Records from a collection
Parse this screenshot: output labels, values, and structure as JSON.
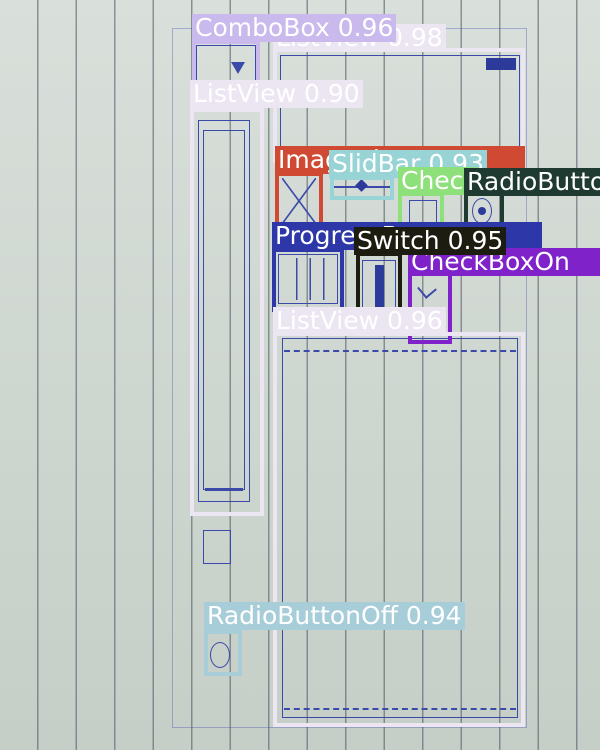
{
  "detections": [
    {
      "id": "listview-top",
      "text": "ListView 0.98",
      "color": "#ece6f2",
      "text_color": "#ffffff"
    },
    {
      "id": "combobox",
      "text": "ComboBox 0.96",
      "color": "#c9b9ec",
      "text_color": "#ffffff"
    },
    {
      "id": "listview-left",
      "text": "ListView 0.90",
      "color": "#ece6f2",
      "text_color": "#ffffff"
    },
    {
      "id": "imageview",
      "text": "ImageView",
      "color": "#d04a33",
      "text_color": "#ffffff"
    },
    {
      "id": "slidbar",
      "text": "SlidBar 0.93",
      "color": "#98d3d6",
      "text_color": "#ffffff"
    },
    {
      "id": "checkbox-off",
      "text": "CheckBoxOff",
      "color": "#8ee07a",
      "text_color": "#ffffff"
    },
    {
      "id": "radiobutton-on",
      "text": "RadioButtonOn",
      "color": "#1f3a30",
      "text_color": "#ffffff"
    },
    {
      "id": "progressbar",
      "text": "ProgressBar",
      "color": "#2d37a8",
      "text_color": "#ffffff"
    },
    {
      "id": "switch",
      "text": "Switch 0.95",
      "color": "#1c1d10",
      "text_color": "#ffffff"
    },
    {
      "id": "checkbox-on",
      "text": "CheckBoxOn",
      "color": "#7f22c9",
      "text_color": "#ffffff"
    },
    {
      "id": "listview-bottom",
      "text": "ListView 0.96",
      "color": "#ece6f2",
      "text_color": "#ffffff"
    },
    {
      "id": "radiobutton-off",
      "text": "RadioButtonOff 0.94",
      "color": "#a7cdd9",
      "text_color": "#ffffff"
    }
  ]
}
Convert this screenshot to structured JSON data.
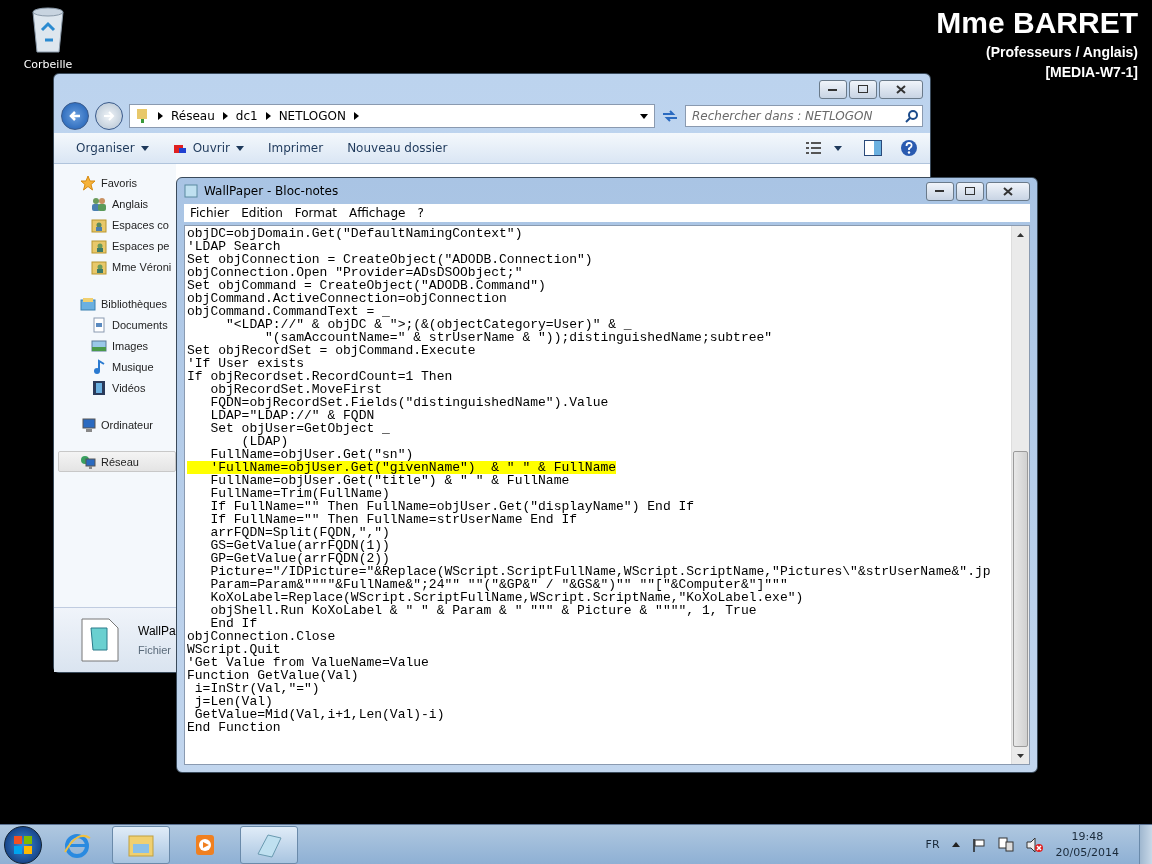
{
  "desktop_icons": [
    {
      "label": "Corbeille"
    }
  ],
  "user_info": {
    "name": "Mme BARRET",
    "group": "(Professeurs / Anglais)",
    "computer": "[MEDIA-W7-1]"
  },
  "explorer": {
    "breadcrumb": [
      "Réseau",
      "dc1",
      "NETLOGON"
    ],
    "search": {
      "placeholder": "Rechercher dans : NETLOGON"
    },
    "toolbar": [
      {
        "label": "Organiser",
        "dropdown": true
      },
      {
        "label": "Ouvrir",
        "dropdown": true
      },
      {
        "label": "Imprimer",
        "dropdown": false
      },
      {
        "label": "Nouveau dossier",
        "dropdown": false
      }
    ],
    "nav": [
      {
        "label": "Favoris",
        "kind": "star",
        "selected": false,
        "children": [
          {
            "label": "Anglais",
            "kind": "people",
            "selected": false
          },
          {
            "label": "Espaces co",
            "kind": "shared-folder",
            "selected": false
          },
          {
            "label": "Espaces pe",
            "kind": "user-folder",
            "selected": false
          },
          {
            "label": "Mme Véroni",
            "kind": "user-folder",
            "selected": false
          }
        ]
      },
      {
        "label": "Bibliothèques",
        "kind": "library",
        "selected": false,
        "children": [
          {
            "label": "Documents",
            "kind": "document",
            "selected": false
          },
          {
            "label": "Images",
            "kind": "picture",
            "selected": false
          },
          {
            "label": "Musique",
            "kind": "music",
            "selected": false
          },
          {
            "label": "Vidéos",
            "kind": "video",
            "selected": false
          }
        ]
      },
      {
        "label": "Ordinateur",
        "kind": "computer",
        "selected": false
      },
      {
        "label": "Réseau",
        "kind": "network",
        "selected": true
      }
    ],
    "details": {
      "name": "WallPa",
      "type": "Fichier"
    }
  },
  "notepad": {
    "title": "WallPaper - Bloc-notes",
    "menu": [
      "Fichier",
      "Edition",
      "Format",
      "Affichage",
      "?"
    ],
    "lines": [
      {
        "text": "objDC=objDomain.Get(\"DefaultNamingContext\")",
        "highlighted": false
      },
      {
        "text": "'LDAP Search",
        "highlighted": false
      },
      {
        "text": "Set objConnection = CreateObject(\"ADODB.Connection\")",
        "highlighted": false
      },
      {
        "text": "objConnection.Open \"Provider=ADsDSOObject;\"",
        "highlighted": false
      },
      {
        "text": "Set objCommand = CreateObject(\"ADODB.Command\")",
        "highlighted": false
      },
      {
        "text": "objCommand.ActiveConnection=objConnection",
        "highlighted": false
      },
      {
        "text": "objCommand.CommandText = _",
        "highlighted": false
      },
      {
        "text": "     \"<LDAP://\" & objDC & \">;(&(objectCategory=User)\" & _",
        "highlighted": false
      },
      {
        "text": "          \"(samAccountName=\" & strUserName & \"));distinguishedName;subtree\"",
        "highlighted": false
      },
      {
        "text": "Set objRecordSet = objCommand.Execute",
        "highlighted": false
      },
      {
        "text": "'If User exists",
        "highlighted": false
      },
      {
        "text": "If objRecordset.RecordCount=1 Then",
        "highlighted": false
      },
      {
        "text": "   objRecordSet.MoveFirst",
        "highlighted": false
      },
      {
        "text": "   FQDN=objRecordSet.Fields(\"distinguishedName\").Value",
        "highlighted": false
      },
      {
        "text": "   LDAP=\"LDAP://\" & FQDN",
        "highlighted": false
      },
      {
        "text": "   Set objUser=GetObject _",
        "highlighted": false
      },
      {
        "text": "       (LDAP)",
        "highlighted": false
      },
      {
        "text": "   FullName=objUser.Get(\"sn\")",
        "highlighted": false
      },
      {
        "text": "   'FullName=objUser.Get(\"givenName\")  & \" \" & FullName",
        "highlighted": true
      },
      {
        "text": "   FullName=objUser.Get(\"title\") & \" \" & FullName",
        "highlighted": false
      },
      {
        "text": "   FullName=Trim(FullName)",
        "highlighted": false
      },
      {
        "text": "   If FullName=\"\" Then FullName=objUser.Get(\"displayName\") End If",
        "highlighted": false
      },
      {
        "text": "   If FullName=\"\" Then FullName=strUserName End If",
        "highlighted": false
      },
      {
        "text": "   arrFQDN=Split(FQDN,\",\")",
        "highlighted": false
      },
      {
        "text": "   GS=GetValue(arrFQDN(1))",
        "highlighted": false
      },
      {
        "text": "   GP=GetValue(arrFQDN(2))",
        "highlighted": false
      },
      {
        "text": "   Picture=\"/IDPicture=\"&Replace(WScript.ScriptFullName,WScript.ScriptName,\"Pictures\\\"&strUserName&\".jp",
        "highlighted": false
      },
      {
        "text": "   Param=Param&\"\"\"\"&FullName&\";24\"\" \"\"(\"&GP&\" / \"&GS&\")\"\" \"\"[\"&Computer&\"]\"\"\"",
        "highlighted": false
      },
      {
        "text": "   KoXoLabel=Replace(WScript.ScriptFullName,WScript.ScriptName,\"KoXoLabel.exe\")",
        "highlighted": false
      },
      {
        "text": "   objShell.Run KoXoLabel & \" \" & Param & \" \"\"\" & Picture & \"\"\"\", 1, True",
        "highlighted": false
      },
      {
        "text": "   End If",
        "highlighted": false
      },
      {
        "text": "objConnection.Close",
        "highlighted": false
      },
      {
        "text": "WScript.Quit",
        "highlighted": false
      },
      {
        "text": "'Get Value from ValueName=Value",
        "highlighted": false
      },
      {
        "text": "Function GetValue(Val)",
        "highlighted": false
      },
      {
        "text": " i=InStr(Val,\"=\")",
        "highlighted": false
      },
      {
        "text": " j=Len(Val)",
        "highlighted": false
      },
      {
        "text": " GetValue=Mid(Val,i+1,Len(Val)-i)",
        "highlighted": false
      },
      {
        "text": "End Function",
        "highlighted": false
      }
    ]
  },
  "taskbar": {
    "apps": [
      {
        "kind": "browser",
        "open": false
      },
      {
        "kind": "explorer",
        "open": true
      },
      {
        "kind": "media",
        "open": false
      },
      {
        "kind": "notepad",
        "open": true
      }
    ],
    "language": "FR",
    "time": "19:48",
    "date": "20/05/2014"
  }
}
--
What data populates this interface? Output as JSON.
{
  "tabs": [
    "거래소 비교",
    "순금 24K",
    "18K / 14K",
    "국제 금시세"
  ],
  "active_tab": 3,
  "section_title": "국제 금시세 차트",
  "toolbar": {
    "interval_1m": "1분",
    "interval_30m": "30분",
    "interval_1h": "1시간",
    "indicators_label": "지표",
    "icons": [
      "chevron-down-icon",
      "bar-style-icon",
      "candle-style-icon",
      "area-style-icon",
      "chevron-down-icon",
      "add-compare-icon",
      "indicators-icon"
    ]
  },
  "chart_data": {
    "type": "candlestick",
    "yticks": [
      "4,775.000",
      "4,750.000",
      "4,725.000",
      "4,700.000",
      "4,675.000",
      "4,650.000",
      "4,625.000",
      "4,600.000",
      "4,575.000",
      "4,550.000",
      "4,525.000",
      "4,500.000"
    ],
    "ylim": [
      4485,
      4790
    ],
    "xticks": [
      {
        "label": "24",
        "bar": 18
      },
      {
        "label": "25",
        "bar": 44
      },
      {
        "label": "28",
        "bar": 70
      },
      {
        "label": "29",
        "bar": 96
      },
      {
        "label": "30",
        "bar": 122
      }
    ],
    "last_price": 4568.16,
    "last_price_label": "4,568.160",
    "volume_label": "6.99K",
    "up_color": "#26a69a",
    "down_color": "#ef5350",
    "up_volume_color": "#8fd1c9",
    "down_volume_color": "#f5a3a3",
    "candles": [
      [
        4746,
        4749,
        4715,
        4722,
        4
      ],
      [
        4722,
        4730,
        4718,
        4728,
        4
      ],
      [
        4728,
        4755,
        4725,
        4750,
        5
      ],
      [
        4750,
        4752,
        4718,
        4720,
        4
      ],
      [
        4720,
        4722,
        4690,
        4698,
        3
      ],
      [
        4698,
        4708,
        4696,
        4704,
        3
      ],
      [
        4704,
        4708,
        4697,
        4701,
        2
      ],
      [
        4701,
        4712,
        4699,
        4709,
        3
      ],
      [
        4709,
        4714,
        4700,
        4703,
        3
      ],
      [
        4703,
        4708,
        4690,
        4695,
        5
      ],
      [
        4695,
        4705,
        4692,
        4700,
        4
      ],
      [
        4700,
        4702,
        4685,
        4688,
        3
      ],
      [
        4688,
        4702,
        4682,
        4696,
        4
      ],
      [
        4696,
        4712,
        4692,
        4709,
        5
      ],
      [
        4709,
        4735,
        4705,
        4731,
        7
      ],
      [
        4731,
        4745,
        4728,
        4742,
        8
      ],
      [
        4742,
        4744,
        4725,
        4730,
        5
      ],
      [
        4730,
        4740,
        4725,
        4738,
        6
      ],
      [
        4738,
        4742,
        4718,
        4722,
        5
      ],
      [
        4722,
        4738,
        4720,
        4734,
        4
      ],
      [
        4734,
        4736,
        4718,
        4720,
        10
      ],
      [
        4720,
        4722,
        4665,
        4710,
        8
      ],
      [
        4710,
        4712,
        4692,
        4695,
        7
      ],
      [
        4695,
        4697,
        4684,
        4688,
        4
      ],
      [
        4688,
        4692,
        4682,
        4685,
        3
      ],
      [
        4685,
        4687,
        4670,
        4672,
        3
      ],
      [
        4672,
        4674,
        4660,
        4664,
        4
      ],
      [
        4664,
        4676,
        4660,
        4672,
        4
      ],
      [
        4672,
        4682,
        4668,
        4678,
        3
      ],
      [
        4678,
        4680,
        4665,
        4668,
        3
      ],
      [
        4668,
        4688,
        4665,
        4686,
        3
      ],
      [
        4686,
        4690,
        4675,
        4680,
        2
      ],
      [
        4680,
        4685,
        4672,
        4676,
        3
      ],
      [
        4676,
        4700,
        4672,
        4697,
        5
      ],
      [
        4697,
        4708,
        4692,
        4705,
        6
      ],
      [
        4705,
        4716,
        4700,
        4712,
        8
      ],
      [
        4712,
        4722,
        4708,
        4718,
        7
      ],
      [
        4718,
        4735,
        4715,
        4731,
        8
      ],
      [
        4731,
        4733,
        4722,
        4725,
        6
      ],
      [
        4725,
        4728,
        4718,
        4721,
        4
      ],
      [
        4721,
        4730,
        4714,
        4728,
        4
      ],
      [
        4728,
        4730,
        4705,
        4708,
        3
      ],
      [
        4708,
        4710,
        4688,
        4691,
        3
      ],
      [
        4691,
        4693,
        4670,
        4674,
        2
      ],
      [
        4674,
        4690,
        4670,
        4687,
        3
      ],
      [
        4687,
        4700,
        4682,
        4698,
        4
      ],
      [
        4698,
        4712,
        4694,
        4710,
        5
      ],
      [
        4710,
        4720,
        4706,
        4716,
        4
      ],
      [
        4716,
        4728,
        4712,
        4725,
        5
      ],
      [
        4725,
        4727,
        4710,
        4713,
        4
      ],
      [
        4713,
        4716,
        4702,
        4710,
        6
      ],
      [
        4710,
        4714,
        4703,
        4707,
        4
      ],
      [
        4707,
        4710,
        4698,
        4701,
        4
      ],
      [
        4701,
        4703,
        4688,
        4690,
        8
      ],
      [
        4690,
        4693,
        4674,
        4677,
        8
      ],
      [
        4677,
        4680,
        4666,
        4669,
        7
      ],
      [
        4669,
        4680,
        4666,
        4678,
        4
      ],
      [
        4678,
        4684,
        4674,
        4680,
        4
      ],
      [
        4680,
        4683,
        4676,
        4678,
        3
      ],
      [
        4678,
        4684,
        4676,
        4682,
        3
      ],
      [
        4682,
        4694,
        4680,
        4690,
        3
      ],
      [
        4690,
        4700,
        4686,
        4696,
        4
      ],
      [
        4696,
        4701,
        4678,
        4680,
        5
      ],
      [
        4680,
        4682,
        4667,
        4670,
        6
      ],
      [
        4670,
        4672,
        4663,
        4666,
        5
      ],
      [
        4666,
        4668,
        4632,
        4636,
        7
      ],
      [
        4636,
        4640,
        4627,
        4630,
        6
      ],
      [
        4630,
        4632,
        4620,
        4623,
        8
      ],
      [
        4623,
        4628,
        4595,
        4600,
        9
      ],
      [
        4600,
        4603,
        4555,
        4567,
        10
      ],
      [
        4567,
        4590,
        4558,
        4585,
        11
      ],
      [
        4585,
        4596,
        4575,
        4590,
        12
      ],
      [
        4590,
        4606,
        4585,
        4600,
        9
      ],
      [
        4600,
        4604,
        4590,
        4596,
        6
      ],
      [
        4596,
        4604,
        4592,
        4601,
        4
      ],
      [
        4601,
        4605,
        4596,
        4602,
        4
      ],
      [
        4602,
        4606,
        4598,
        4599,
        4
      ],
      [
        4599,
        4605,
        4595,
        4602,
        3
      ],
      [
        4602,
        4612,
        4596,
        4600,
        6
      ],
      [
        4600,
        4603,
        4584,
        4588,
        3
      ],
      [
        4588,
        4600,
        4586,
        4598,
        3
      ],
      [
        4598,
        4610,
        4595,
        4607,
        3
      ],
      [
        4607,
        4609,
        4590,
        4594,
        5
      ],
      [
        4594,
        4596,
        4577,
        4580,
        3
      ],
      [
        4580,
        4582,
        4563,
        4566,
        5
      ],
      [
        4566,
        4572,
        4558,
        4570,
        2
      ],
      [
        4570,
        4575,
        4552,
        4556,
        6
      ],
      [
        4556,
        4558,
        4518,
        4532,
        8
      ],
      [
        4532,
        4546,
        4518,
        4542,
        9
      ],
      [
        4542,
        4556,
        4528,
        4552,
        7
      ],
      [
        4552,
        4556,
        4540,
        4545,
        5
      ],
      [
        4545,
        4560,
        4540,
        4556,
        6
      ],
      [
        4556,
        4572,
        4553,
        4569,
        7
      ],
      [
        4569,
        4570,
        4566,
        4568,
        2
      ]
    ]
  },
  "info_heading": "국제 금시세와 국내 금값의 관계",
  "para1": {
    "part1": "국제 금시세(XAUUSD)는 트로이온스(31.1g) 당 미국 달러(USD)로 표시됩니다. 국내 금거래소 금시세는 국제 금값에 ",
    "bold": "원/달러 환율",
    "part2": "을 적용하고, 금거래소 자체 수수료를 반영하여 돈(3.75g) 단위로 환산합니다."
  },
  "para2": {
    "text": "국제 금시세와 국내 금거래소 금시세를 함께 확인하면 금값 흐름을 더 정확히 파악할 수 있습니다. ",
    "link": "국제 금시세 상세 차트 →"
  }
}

> _Aim of the exercise_
Pick out each line containing the string "objDC" and copy it.

> _Solution for this exercise_
        "text": "objDC=objDomain.Get(\"DefaultNamingContext\")",
        "text": "     \"<LDAP://\" & objDC & \">;(&(objectCategory=User)\" & _",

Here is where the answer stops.